From the entries that follow, extract each line holding the string "Werther".
__________________________________________________
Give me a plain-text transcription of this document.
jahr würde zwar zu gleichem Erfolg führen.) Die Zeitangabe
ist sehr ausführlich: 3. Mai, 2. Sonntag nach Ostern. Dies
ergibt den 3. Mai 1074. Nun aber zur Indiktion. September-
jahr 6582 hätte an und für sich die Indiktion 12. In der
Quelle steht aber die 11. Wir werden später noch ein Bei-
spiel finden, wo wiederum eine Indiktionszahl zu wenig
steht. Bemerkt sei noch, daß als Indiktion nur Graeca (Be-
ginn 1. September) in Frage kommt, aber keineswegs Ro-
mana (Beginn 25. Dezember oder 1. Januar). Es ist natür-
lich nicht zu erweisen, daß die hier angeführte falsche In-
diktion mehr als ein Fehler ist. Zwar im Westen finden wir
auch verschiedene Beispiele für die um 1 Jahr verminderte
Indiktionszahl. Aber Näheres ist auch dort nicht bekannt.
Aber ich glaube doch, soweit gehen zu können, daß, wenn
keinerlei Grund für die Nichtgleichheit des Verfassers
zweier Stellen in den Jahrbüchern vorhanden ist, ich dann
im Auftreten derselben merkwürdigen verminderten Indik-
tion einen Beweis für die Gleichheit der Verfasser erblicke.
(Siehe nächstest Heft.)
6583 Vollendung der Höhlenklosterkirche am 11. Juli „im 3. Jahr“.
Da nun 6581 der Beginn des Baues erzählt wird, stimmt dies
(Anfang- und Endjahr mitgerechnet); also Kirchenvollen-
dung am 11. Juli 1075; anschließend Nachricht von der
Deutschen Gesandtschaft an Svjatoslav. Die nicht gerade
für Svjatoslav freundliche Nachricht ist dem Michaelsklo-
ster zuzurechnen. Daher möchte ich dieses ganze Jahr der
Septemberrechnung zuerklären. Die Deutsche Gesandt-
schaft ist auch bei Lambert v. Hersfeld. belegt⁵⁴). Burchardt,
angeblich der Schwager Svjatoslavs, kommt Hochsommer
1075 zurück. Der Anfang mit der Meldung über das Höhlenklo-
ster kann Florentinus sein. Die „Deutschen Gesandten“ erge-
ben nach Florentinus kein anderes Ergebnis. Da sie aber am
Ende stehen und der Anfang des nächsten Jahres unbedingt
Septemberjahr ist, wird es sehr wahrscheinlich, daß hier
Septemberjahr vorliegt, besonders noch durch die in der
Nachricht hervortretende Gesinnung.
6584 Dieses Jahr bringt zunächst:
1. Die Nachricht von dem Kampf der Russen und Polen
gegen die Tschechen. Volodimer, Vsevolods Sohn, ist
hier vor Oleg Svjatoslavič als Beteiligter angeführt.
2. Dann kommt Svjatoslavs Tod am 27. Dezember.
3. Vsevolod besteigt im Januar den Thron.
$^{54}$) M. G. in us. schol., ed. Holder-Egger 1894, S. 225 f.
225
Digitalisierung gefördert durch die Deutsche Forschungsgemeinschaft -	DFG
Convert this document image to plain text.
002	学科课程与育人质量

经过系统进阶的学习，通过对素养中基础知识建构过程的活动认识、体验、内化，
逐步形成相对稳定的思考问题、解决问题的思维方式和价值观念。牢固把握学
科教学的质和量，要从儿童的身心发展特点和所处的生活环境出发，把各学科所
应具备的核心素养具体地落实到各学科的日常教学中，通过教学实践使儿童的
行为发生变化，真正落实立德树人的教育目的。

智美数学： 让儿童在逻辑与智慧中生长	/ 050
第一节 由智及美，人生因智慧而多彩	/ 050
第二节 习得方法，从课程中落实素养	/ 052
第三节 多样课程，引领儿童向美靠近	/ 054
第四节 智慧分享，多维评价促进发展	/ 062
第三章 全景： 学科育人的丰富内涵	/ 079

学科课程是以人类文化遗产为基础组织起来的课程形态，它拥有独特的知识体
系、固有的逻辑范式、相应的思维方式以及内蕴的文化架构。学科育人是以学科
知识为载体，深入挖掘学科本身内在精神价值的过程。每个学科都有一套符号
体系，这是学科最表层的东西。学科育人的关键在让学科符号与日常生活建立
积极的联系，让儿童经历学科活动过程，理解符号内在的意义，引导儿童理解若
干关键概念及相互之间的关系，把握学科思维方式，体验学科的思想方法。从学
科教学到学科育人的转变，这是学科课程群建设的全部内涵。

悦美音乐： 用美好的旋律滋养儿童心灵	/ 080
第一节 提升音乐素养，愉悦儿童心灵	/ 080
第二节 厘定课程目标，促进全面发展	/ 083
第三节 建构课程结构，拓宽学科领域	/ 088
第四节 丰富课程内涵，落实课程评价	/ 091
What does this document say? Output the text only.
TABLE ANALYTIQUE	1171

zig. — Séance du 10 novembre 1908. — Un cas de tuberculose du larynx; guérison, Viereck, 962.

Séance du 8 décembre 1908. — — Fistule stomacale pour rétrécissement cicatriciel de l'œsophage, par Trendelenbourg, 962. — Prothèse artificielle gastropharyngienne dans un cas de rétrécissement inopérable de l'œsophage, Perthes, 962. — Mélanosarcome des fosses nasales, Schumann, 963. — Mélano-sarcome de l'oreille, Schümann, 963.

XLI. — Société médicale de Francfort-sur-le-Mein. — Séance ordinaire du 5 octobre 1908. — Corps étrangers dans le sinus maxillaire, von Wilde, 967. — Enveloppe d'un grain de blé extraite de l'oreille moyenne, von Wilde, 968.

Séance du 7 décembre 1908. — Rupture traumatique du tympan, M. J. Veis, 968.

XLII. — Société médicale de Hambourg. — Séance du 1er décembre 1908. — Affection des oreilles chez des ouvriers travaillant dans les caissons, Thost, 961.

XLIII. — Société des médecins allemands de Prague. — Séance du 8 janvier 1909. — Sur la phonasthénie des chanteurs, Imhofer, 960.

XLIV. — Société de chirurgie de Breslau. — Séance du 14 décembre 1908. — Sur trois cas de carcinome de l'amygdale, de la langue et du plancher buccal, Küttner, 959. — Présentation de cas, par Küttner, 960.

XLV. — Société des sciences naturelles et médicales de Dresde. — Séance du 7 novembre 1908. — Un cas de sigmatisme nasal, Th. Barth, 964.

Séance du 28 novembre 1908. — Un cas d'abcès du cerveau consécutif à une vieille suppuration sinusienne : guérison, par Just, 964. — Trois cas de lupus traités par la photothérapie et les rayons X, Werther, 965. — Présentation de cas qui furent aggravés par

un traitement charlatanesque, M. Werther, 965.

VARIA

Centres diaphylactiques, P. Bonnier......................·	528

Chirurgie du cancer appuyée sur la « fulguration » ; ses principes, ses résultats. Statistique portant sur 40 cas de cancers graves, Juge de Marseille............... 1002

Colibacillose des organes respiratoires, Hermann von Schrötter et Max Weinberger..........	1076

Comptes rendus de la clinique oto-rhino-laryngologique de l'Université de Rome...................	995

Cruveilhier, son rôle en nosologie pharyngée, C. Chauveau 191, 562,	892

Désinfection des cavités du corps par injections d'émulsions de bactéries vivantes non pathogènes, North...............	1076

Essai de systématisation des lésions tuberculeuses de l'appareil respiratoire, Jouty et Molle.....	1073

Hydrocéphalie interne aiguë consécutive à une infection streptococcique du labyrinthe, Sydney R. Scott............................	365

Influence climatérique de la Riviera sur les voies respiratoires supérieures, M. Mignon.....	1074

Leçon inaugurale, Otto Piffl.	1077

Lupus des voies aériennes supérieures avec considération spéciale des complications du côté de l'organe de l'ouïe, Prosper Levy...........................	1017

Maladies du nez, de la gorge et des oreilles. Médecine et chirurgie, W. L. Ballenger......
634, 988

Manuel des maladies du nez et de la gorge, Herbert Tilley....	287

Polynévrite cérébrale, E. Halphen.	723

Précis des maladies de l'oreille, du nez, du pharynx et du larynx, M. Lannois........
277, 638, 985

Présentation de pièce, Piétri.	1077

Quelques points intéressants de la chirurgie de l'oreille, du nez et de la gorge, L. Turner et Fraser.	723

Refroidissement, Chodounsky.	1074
__________________________________________________
◆ **SOLUTION**
Séance du 28 novembre 1908. — Un cas d'abcès du cerveau consécutif à une vieille suppuration sinusienne : guérison, par Just, 964. — Trois cas de lupus traités par la photothérapie et les rayons X, Werther, 965. — Présentation de cas qui furent aggravés par
un traitement charlatanesque, M. Werther, 965.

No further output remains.